Stated exercise – In the records below, find the line containing "Extract all readable text from this page."; copy exactly that line and all lines after it to the end, and nothing else.

(Data extracted from a collection)
________________________
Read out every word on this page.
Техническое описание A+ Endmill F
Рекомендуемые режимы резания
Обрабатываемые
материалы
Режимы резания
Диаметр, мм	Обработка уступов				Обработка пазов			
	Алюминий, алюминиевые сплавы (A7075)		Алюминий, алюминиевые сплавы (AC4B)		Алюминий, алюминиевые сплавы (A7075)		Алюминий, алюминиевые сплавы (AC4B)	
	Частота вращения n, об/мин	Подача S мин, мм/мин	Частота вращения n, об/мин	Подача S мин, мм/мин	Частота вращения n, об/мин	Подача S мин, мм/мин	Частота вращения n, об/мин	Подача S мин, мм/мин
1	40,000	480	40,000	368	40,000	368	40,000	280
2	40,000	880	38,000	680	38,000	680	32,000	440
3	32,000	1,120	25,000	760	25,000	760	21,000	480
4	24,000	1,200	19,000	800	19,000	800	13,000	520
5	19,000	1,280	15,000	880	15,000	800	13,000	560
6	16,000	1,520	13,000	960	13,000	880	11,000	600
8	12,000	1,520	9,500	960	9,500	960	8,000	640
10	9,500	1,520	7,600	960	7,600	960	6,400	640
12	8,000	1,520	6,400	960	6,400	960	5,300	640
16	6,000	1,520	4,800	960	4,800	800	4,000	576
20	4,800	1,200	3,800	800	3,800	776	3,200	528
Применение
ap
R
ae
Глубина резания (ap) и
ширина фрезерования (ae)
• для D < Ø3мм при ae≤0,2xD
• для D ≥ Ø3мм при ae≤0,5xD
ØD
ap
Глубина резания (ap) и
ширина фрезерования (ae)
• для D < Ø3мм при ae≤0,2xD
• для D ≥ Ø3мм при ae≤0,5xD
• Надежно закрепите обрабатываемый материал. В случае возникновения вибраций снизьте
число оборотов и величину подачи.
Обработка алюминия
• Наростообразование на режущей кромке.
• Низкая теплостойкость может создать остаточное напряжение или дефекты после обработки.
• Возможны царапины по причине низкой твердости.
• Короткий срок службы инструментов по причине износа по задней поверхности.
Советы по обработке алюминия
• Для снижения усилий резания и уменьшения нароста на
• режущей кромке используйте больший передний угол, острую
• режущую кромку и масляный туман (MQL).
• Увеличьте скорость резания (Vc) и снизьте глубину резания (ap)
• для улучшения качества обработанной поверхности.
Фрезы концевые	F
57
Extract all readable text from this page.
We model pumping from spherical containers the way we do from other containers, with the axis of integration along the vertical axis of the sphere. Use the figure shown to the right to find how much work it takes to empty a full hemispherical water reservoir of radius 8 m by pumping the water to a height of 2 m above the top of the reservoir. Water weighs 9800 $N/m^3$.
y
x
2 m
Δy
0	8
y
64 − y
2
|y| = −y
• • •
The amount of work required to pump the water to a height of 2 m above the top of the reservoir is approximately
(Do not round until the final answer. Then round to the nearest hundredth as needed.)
________________________
Solution to this task –
Extract all readable text from this page.
We model pumping from spherical containers the way we do from other containers, with the axis of integration along the vertical axis of the sphere. Use the figure shown to the right to find how much work it takes to empty a full hemispherical water reservoir of radius 8 m by pumping the water to a height of 2 m above the top of the reservoir. Water weighs 9800 $N/m^3$.
y
x
2 m
Δy
0	8
y
64 − y
2
|y| = −y
• • •
The amount of work required to pump the water to a height of 2 m above the top of the reservoir is approximately
(Do not round until the final answer. Then round to the nearest hundredth as needed.)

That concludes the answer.